Hearing health for Indigenous Australians a crisis
The Still Waiting to be Heard: Hearing Health Report has been presented to Federal Parliament and provides sobering reading – particularly in relation to Indigenous children.
The Australian Parliament’s Health, Aged Care and Sport Committee received more than 100 written submissions and held over 11 public hearings around the country to examine the hearing health and wellbeing of Australia.
The report found improving hearing health across the whole Australian community required greater prioritisation by Government.
Implementing the actions recommended in the report, it found, would improve the hearing health and wellbeing of Australians across all demographics.
Hearing loss is estimated to cost the Australian economy $33 billion per year.
Chair of the Committee Trent Zimmerman MP said: “For those who experience hearing loss, the most profound impact can be the effect on their everyday lives and relationships with family, friends, and work colleagues.

• **Extracted data**
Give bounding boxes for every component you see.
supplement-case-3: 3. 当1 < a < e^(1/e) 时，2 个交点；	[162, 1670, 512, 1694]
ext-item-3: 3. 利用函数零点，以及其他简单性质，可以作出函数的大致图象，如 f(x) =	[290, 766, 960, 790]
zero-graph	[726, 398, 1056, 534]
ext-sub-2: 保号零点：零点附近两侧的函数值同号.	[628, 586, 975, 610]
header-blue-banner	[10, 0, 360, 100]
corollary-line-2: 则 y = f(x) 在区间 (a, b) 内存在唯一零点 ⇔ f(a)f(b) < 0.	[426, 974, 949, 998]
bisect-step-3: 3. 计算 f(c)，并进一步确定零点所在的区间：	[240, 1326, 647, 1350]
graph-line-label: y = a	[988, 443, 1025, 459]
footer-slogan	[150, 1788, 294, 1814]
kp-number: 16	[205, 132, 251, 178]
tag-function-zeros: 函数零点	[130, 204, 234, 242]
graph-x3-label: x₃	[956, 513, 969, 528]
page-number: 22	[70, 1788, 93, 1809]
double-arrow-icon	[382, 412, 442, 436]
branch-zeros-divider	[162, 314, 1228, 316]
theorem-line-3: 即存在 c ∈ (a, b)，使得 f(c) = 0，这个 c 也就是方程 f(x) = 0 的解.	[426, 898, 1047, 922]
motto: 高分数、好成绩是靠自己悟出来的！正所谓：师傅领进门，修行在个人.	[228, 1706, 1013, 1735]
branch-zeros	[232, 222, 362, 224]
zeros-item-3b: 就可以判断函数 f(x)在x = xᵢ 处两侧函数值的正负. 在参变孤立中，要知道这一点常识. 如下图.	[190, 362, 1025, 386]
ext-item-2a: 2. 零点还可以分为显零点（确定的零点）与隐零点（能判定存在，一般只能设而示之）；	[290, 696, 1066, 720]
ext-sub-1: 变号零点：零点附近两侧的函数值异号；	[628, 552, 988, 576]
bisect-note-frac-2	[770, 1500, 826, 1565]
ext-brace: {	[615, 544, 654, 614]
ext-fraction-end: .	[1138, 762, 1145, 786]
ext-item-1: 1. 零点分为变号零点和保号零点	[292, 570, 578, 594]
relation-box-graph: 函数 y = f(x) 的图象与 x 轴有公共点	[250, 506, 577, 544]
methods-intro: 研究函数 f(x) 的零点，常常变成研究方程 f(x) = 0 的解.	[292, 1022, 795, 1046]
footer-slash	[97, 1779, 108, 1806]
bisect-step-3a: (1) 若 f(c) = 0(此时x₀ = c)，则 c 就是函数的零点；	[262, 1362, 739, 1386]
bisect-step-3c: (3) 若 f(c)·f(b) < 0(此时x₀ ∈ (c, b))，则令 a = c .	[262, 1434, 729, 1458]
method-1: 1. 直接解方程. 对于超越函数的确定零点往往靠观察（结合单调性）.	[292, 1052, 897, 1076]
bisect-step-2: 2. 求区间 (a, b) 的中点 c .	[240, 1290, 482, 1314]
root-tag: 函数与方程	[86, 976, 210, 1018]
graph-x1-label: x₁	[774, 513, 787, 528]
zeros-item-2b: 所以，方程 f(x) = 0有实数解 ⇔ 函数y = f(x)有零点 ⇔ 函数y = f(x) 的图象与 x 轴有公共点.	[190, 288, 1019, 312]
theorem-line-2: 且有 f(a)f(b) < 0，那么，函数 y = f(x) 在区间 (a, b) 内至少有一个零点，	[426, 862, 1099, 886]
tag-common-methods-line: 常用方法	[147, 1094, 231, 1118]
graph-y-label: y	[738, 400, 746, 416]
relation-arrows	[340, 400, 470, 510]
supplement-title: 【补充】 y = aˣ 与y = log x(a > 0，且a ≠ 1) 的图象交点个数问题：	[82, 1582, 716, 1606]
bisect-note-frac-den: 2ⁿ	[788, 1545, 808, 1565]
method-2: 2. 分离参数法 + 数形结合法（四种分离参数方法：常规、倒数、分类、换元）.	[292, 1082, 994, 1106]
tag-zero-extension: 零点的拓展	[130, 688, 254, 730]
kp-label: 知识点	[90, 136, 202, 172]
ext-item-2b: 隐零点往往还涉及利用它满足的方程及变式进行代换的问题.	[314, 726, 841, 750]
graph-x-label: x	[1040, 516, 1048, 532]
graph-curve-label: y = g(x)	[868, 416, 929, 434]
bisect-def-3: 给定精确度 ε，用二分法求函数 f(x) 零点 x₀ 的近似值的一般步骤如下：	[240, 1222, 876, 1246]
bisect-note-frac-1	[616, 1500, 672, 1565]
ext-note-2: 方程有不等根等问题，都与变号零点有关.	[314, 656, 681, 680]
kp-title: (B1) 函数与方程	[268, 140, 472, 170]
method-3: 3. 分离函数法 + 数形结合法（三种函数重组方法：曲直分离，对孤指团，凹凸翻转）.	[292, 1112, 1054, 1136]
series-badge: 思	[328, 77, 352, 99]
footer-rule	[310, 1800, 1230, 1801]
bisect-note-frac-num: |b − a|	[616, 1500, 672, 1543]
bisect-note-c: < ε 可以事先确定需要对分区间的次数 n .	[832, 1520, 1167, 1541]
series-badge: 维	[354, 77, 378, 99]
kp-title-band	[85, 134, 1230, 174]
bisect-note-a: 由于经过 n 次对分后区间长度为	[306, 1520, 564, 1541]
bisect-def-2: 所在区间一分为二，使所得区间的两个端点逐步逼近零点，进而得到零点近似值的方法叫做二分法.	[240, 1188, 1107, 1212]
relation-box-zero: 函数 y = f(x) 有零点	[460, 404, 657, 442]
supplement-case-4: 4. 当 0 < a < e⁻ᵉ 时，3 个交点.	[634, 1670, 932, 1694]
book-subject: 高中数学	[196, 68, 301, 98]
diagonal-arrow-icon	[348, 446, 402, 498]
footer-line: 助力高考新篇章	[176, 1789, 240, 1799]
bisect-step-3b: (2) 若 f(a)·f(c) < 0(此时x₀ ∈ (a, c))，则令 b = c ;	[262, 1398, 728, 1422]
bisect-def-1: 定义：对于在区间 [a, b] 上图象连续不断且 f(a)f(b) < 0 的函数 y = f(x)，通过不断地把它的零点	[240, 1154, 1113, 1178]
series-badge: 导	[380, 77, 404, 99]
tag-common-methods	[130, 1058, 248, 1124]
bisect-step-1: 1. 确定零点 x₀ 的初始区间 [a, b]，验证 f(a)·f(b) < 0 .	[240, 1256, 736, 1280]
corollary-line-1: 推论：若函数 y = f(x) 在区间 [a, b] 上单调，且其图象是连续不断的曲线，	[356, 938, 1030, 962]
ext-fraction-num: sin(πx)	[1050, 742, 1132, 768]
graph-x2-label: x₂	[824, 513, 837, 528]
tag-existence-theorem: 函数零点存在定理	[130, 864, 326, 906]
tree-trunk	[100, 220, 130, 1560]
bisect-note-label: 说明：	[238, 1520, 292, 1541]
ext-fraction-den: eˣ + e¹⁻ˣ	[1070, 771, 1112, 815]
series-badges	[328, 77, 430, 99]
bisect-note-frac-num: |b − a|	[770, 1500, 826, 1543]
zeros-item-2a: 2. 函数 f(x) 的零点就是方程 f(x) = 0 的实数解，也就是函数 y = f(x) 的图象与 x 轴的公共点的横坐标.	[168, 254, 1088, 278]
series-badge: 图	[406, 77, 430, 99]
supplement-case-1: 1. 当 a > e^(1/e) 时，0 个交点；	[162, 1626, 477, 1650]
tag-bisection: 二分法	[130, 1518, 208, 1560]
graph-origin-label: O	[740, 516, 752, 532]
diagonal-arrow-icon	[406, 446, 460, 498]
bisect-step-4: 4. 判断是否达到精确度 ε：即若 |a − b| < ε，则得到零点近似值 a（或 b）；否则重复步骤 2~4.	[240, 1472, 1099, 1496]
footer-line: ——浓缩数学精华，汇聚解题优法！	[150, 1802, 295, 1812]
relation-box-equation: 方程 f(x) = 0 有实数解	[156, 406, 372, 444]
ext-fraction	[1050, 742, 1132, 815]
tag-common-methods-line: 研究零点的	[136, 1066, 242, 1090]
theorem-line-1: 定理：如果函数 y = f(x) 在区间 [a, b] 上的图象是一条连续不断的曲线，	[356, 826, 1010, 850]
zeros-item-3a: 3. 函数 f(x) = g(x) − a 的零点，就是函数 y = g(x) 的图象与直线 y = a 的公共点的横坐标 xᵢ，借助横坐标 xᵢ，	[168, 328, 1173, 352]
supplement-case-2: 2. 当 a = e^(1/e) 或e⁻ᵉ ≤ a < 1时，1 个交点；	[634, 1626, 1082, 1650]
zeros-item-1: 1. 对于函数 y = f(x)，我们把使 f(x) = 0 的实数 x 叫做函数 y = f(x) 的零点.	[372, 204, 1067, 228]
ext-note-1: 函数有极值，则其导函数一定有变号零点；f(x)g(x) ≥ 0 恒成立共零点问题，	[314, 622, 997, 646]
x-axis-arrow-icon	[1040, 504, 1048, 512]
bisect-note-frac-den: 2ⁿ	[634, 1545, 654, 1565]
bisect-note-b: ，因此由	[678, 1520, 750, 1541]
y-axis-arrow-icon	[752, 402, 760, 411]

• **Exercise goal**
Answer these from the hearing health text:
1. Which parliamentary committee examined the hearing health and wellbeing of Australia?
2. What is the estimated yearly cost of hearing loss to the Australian economy?
3. Who is the committee's chair?

• **Solution to the exercise**
1. The Australian Parliament's Health, Aged Care and Sport Committee
2. $33 billion per year
3. Trent Zimmerman MP